## start LISTED ENTRIES
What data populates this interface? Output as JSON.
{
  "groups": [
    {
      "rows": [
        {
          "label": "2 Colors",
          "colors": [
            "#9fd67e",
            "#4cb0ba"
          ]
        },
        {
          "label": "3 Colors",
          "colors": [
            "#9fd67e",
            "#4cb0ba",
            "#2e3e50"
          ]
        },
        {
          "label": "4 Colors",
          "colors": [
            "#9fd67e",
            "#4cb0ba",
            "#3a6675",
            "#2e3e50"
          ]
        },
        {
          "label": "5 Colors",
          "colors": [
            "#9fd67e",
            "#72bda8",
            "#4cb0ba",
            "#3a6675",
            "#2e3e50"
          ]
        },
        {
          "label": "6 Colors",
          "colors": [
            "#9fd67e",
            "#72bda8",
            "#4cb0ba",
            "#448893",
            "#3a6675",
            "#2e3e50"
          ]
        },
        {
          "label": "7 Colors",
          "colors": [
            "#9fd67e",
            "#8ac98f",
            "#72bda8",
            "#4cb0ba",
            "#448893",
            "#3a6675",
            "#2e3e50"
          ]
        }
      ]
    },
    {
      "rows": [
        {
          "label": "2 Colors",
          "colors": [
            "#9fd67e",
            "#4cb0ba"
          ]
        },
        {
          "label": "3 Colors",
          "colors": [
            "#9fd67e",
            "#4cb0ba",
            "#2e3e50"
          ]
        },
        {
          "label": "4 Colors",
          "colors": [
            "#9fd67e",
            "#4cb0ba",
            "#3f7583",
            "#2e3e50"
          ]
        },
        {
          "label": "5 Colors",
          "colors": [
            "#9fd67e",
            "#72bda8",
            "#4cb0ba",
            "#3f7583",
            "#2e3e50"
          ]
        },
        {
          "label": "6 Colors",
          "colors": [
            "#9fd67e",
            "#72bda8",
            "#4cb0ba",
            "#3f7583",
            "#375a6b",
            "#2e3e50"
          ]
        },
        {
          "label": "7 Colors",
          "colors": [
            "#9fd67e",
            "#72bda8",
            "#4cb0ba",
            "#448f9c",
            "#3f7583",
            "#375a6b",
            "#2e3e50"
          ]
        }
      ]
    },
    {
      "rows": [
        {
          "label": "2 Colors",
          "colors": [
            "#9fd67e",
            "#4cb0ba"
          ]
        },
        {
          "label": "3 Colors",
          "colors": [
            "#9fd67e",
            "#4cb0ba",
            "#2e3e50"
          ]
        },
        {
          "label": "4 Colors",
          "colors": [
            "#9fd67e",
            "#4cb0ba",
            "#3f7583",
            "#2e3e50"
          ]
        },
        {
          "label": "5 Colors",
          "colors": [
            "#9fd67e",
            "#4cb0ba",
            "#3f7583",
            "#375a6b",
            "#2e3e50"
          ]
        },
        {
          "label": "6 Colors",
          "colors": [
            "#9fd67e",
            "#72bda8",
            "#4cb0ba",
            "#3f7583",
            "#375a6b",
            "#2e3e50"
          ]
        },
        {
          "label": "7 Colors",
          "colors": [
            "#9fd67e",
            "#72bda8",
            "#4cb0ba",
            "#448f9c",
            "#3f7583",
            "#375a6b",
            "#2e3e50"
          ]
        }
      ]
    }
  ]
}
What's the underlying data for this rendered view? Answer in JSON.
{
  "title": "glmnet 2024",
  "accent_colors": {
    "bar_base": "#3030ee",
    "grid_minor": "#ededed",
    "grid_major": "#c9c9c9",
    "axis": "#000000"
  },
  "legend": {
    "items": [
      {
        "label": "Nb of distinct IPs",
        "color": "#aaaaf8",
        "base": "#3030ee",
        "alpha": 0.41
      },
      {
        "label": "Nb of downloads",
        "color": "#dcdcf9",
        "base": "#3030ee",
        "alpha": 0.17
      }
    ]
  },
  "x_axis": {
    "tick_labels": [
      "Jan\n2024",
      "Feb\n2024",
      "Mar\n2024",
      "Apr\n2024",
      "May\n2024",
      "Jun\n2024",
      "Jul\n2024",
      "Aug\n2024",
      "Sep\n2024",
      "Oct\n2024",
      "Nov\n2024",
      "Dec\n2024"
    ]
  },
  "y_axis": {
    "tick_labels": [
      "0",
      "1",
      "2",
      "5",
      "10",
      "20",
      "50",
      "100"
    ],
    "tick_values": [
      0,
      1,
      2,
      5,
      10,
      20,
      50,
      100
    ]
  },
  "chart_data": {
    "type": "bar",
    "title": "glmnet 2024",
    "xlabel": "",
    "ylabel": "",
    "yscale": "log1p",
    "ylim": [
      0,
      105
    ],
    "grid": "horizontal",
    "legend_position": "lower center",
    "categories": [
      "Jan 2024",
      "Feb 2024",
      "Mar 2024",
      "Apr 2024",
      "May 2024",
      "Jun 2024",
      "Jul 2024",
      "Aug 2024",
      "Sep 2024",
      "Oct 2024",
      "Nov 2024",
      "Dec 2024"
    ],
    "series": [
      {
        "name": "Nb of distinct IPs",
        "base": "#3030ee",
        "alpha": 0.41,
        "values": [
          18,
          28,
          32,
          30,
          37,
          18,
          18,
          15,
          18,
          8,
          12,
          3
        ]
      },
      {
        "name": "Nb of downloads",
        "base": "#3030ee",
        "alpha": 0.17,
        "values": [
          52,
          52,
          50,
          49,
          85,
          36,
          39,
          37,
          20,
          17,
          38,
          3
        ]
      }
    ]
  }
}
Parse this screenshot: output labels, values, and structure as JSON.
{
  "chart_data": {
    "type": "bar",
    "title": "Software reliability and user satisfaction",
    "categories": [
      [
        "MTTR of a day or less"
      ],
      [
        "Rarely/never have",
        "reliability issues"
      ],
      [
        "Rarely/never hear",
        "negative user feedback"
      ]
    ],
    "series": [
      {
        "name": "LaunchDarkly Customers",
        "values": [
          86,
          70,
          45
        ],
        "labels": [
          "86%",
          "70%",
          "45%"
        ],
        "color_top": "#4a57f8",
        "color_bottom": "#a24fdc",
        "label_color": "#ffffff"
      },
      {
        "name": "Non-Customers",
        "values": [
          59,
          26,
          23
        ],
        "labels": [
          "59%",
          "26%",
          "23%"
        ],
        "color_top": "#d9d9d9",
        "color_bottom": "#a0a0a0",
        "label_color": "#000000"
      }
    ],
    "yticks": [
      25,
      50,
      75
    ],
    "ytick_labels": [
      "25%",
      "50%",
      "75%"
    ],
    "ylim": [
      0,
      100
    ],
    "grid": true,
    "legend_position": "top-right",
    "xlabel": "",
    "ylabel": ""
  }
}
## end LISTED ENTRIES
**PROBLEM:**
Work out how many lines of the listing above include "reliability". Answer with the number and nothing more.

**SOLUTION FOR THIS EXERCISE:**
2